TO BE DONE: Return each line of the records with nothing changed, pictures excepted.

Data items

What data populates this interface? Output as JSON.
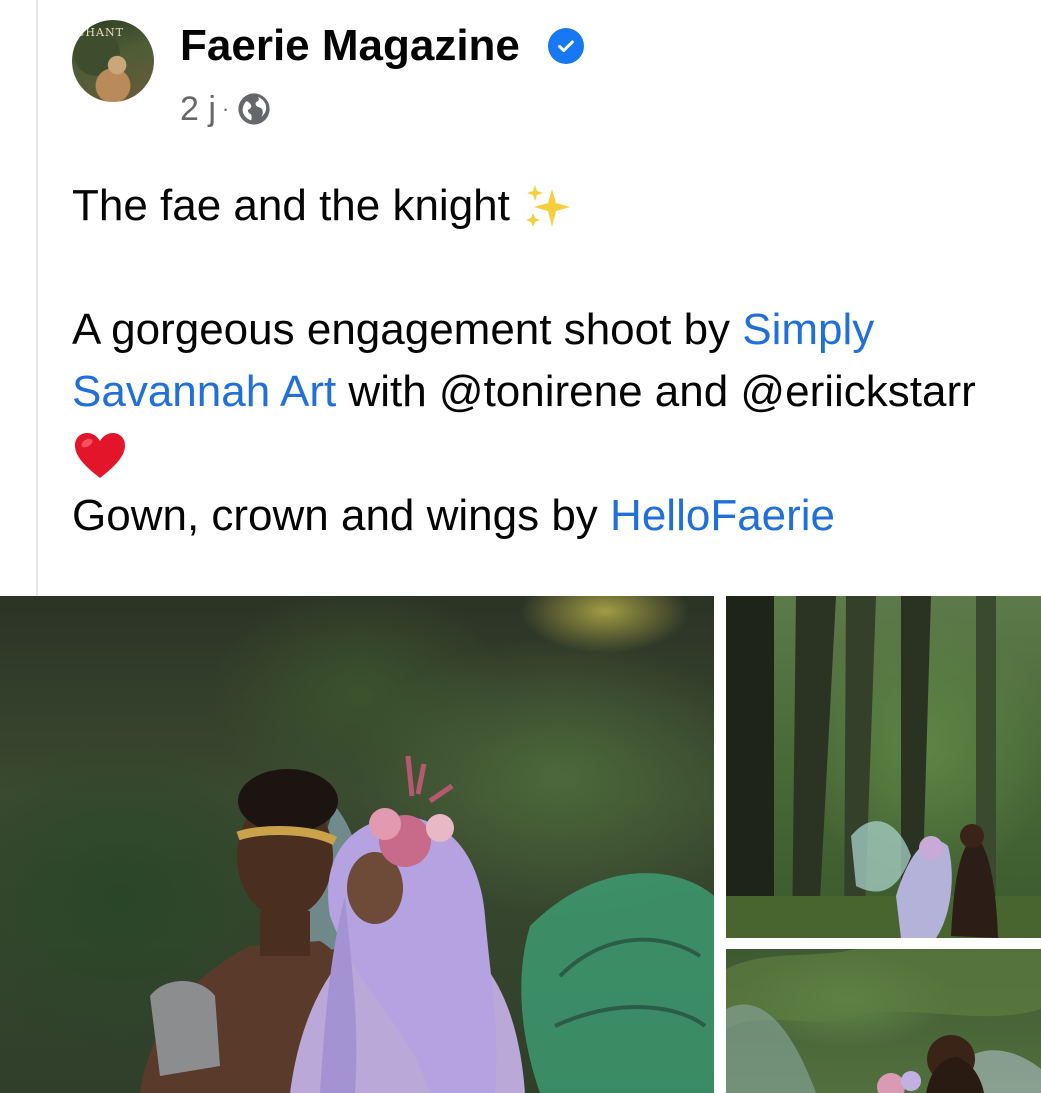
{
  "post": {
    "author": "Faerie Magazine",
    "avatar_text": "CHANT",
    "time": "2 j",
    "separator": "·",
    "line1": "The fae and the knight",
    "line2_start": "A gorgeous engagement shoot by ",
    "line2_link": "Simply Savannah Art",
    "line2_end": " with @tonirene and @eriickstarr",
    "line3_start": "Gown, crown and wings by ",
    "line3_link": "HelloFaerie"
  },
  "icons": {
    "verified": "verified-badge-icon",
    "audience": "globe-icon",
    "sparkles": "sparkles-emoji",
    "heart": "red-heart-emoji"
  },
  "colors": {
    "link": "#216fdb",
    "verified": "#1877f2",
    "meta": "#65676b",
    "text": "#050505"
  }
}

SOLUTION FOR THIS PROBLEM:
What data populates this interface? Output as JSON.
{
  "post": {
    "author": "Faerie Magazine",
    "avatar_text": "CHANT",
    "time": "2 j",
    "separator": "·",
    "line1": "The fae and the knight",
    "line2_start": "A gorgeous engagement shoot by ",
    "line2_link": "Simply Savannah Art",
    "line2_end": " with @tonirene and @eriickstarr",
    "line3_start": "Gown, crown and wings by ",
    "line3_link": "HelloFaerie"
  },
  "icons": {
    "verified": "verified-badge-icon",
    "audience": "globe-icon",
    "sparkles": "sparkles-emoji",
    "heart": "red-heart-emoji"
  },
  "colors": {
    "link": "#216fdb",
    "verified": "#1877f2",
    "meta": "#65676b",
    "text": "#050505"
  }
}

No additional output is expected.